_EXCERPTED DATA:_
____________

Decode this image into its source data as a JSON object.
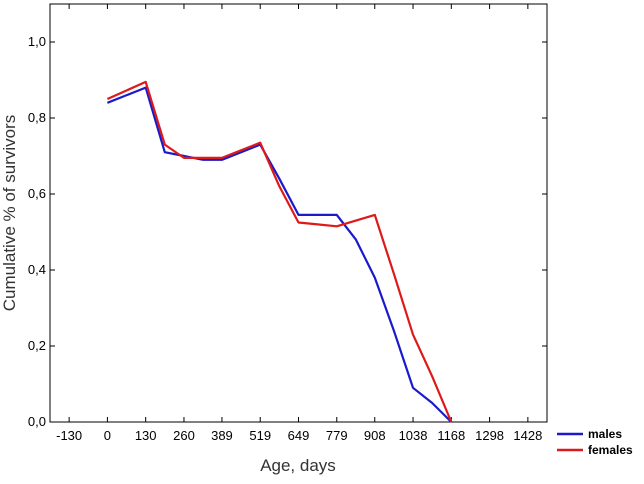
{
  "chart_data": {
    "type": "line",
    "title": "",
    "xlabel": "Age, days",
    "ylabel": "Cumulative % of survivors",
    "x_ticks": [
      -130,
      0,
      130,
      260,
      389,
      519,
      649,
      779,
      908,
      1038,
      1168,
      1298,
      1428
    ],
    "x_tick_labels": [
      "-130",
      "0",
      "130",
      "260",
      "389",
      "519",
      "649",
      "779",
      "908",
      "1038",
      "1168",
      "1298",
      "1428"
    ],
    "y_ticks": [
      0.0,
      0.2,
      0.4,
      0.6,
      0.8,
      1.0
    ],
    "y_tick_labels": [
      "0,0",
      "0,2",
      "0,4",
      "0,6",
      "0,8",
      "1,0"
    ],
    "xlim": [
      -195,
      1493
    ],
    "ylim": [
      0,
      1.1
    ],
    "grid": false,
    "legend_position": "bottom-right-outside",
    "series": [
      {
        "name": "males",
        "color": "#1a1acc",
        "x": [
          0,
          130,
          195,
          260,
          325,
          389,
          454,
          519,
          584,
          649,
          714,
          779,
          844,
          908,
          973,
          1038,
          1103,
          1168
        ],
        "y": [
          0.84,
          0.88,
          0.71,
          0.7,
          0.69,
          0.69,
          0.71,
          0.73,
          0.64,
          0.545,
          0.545,
          0.545,
          0.48,
          0.38,
          0.24,
          0.09,
          0.05,
          0.0
        ]
      },
      {
        "name": "females",
        "color": "#dd1a1a",
        "x": [
          0,
          130,
          195,
          260,
          325,
          389,
          454,
          519,
          584,
          649,
          714,
          779,
          844,
          908,
          973,
          1038,
          1103,
          1168
        ],
        "y": [
          0.85,
          0.895,
          0.73,
          0.695,
          0.695,
          0.695,
          0.715,
          0.735,
          0.62,
          0.525,
          0.52,
          0.515,
          0.53,
          0.545,
          0.39,
          0.23,
          0.12,
          0.0
        ]
      }
    ]
  }
}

____________

_SHORT EXERCISE:_ Your task is to copy the entries in full and exactly, without any images.

_WRITTEN ANSWER:_
Decode this image into its source data as a JSON object.
{
  "chart_data": {
    "type": "line",
    "title": "",
    "xlabel": "Age, days",
    "ylabel": "Cumulative % of survivors",
    "x_ticks": [
      -130,
      0,
      130,
      260,
      389,
      519,
      649,
      779,
      908,
      1038,
      1168,
      1298,
      1428
    ],
    "x_tick_labels": [
      "-130",
      "0",
      "130",
      "260",
      "389",
      "519",
      "649",
      "779",
      "908",
      "1038",
      "1168",
      "1298",
      "1428"
    ],
    "y_ticks": [
      0.0,
      0.2,
      0.4,
      0.6,
      0.8,
      1.0
    ],
    "y_tick_labels": [
      "0,0",
      "0,2",
      "0,4",
      "0,6",
      "0,8",
      "1,0"
    ],
    "xlim": [
      -195,
      1493
    ],
    "ylim": [
      0,
      1.1
    ],
    "grid": false,
    "legend_position": "bottom-right-outside",
    "series": [
      {
        "name": "males",
        "color": "#1a1acc",
        "x": [
          0,
          130,
          195,
          260,
          325,
          389,
          454,
          519,
          584,
          649,
          714,
          779,
          844,
          908,
          973,
          1038,
          1103,
          1168
        ],
        "y": [
          0.84,
          0.88,
          0.71,
          0.7,
          0.69,
          0.69,
          0.71,
          0.73,
          0.64,
          0.545,
          0.545,
          0.545,
          0.48,
          0.38,
          0.24,
          0.09,
          0.05,
          0.0
        ]
      },
      {
        "name": "females",
        "color": "#dd1a1a",
        "x": [
          0,
          130,
          195,
          260,
          325,
          389,
          454,
          519,
          584,
          649,
          714,
          779,
          844,
          908,
          973,
          1038,
          1103,
          1168
        ],
        "y": [
          0.85,
          0.895,
          0.73,
          0.695,
          0.695,
          0.695,
          0.715,
          0.735,
          0.62,
          0.525,
          0.52,
          0.515,
          0.53,
          0.545,
          0.39,
          0.23,
          0.12,
          0.0
        ]
      }
    ]
  }
}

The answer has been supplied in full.